_What you are asked to do_
Scan the material below for the string "list", and copy every line where it shows up.

(Records excerpted from a collection)
■ ■ ■

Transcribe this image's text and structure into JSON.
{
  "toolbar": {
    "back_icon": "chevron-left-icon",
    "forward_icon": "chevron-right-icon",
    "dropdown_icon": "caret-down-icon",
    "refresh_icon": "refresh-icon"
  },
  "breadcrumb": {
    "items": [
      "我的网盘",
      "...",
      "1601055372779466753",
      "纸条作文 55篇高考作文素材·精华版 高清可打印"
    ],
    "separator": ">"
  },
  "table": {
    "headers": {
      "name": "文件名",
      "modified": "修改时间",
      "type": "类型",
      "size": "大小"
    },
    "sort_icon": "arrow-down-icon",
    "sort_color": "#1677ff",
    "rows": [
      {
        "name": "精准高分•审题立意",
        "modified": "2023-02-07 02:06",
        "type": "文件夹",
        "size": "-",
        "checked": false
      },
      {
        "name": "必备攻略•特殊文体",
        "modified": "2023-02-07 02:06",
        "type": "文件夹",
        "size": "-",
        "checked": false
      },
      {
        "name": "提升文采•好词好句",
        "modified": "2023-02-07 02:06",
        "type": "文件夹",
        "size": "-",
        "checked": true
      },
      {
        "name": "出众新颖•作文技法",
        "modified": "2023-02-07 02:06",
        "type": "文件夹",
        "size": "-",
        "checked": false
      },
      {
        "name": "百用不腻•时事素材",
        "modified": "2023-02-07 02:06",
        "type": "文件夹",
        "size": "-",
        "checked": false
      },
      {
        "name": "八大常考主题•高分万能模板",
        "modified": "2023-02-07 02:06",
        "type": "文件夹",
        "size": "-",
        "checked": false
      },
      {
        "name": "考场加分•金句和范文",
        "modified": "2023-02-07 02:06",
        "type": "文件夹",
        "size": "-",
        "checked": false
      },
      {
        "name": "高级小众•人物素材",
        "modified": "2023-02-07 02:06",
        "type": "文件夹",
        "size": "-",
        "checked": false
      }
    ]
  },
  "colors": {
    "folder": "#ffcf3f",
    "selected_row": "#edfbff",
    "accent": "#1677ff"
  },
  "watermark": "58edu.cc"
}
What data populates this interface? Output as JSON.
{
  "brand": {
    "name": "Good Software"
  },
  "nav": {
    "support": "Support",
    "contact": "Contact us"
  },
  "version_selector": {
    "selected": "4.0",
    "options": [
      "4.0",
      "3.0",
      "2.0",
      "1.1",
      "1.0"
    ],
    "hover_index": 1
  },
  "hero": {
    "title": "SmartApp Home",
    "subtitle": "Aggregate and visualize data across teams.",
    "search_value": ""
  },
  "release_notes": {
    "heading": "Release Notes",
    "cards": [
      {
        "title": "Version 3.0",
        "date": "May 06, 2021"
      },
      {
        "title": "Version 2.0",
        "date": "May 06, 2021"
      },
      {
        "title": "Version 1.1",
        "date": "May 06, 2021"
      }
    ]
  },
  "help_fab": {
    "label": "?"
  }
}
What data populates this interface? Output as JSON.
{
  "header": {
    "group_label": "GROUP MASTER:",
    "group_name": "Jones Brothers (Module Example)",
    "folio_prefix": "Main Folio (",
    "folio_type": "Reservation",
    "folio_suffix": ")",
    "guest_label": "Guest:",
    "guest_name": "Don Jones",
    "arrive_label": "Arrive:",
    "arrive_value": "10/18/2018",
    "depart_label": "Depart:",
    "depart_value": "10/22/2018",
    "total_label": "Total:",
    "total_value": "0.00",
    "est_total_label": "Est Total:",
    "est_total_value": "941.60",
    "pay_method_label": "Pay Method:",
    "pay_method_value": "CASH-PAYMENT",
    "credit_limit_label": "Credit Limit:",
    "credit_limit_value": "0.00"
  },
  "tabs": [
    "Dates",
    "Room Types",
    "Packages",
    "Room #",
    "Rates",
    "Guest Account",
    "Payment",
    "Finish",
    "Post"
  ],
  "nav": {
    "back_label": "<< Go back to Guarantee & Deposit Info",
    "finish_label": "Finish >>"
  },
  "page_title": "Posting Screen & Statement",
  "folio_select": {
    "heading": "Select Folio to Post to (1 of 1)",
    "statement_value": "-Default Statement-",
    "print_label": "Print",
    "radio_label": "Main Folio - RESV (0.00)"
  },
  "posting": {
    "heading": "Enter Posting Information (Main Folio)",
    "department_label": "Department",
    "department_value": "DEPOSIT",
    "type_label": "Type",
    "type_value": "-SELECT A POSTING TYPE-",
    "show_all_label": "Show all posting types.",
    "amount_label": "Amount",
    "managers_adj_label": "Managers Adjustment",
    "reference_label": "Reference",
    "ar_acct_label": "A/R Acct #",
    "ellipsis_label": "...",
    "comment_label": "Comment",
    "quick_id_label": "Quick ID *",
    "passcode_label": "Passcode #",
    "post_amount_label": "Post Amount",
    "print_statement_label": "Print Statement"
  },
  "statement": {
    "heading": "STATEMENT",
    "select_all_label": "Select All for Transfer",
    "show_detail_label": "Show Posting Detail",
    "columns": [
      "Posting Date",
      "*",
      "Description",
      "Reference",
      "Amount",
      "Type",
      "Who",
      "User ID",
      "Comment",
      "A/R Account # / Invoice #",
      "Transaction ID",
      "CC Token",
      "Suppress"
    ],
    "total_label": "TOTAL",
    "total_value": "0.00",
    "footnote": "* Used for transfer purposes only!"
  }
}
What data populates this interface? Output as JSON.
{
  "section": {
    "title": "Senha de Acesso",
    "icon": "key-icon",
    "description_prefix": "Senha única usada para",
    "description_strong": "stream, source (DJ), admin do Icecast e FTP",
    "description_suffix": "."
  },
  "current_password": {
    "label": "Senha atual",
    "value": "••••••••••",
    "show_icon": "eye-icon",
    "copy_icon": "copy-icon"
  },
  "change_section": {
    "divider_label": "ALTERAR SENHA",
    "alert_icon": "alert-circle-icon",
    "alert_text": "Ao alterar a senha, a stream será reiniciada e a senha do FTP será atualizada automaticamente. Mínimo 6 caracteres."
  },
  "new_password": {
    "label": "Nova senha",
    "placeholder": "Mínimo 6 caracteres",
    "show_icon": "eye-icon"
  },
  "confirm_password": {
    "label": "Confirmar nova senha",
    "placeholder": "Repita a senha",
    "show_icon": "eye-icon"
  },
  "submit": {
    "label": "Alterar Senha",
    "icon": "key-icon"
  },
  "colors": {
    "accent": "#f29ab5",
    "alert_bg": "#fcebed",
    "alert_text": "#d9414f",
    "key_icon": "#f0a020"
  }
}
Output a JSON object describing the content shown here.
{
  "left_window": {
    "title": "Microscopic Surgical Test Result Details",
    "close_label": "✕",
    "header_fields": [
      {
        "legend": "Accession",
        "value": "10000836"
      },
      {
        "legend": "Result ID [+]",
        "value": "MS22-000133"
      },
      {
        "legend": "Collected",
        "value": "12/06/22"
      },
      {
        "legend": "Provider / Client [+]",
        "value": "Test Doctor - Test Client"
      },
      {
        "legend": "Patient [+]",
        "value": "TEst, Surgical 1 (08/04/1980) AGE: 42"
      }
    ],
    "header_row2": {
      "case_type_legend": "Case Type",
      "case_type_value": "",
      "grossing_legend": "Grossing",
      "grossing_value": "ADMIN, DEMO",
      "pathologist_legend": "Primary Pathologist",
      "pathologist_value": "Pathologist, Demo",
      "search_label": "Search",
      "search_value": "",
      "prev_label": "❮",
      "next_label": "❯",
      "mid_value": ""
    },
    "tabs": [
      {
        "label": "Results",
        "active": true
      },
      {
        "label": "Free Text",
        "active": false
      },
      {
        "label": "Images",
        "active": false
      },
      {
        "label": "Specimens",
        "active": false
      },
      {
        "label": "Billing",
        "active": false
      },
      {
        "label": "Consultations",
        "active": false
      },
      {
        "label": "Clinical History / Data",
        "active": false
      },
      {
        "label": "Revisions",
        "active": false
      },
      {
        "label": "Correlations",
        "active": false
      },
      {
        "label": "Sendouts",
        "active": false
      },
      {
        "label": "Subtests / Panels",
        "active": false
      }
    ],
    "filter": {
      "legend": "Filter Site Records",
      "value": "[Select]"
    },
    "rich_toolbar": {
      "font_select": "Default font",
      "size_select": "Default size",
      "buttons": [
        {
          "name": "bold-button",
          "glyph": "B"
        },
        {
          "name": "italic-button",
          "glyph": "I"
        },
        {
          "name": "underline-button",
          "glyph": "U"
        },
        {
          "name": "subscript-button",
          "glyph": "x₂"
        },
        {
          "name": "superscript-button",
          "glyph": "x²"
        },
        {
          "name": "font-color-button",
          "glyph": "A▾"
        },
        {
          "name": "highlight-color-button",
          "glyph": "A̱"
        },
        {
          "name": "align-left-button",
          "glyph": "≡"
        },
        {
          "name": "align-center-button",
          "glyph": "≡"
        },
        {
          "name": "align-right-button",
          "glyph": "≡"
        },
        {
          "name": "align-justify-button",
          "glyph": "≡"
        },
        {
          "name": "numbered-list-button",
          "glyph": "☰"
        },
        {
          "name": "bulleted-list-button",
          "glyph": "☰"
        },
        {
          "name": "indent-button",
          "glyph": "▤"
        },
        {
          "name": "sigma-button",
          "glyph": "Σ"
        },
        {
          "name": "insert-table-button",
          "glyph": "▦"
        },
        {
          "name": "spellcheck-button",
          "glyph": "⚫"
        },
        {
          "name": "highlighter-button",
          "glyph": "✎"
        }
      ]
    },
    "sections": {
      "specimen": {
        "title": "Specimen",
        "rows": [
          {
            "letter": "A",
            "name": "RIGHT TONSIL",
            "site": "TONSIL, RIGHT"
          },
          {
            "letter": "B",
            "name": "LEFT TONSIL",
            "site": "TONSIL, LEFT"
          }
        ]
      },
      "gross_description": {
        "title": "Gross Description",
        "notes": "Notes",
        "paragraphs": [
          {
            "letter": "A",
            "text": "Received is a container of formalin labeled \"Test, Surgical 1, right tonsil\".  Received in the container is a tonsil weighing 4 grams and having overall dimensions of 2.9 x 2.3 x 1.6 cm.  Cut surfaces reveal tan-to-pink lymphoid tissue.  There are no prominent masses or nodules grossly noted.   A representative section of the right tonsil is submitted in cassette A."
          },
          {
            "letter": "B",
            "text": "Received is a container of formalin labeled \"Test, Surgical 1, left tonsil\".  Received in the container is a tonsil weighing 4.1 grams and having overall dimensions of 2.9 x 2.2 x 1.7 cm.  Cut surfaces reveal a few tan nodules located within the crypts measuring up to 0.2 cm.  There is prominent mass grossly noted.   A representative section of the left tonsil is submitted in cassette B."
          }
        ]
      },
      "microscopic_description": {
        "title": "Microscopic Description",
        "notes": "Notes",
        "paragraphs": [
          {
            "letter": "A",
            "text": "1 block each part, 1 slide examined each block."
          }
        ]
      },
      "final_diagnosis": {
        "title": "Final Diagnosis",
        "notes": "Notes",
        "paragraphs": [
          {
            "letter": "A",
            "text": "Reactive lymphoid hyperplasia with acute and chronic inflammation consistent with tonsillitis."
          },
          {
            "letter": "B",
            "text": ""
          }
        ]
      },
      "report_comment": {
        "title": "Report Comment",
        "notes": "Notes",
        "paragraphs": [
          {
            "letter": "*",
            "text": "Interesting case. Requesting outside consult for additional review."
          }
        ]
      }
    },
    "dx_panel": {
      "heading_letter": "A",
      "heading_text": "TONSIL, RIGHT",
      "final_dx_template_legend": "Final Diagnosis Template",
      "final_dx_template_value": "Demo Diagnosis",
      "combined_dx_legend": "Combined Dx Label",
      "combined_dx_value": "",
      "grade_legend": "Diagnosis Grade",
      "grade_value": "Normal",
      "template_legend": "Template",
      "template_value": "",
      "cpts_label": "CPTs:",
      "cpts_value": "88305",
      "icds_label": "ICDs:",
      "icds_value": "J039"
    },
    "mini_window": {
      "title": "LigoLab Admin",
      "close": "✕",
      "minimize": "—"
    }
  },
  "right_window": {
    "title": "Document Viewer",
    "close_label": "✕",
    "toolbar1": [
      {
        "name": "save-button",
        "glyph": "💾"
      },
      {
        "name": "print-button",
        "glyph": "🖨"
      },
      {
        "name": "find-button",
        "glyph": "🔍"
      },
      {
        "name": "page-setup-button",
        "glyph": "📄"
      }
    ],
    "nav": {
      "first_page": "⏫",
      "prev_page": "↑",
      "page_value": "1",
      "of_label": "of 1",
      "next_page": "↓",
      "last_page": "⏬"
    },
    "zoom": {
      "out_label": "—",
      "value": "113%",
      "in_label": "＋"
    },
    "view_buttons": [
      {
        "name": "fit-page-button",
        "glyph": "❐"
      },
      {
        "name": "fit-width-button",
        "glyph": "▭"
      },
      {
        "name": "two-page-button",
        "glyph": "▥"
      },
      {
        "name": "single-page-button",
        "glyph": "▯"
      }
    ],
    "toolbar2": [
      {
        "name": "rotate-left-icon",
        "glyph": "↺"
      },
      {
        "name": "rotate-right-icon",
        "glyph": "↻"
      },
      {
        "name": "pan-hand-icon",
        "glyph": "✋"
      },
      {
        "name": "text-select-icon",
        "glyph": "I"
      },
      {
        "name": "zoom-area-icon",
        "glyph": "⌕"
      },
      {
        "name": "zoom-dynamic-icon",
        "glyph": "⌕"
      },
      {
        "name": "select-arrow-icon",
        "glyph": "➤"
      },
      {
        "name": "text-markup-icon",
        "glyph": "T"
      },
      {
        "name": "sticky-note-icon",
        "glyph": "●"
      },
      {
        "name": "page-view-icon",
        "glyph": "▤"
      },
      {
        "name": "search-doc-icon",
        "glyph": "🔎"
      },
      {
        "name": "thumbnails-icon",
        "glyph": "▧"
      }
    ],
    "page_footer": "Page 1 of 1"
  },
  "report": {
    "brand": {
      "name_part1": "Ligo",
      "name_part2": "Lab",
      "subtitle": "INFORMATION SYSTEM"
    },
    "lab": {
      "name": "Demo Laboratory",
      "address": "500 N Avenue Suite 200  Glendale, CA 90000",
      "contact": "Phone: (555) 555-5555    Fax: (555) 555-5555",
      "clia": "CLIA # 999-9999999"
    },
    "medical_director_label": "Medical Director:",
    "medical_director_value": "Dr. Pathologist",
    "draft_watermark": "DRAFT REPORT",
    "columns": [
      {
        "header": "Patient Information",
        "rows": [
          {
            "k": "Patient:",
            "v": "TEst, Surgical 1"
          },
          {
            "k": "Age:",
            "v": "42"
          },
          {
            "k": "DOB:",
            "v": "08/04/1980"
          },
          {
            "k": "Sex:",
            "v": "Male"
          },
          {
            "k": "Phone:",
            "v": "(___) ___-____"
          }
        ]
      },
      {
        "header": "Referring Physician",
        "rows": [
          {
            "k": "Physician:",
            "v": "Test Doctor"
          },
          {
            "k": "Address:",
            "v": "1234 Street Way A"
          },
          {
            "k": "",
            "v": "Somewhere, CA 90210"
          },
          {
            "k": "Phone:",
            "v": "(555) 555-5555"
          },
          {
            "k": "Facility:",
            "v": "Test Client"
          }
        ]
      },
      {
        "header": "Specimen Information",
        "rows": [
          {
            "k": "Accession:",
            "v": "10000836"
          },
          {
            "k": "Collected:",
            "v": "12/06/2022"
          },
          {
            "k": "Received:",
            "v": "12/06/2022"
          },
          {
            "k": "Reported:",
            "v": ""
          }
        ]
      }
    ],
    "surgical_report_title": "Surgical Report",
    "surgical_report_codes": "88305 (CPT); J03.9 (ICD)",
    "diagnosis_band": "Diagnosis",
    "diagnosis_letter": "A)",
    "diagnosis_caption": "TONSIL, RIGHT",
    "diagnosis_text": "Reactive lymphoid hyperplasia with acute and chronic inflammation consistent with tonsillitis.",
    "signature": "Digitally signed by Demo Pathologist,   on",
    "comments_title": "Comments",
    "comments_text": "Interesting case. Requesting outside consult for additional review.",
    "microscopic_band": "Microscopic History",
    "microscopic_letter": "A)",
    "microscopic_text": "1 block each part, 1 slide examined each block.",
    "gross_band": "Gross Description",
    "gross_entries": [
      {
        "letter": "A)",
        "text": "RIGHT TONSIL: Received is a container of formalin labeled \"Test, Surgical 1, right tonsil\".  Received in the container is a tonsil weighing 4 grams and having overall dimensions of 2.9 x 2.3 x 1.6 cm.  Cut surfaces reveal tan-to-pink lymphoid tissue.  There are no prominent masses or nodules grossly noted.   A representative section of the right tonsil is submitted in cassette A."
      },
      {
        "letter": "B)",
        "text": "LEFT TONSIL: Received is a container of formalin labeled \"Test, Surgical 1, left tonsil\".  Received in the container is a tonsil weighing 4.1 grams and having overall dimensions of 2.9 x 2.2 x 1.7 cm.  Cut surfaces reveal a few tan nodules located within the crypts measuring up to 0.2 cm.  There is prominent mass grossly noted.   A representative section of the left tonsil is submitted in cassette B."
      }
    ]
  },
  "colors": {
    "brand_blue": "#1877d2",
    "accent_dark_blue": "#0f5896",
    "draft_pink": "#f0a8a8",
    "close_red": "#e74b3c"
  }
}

■ ■ ■

_Answer for the task_
          "name": "numbered-list-button",
          "name": "bulleted-list-button",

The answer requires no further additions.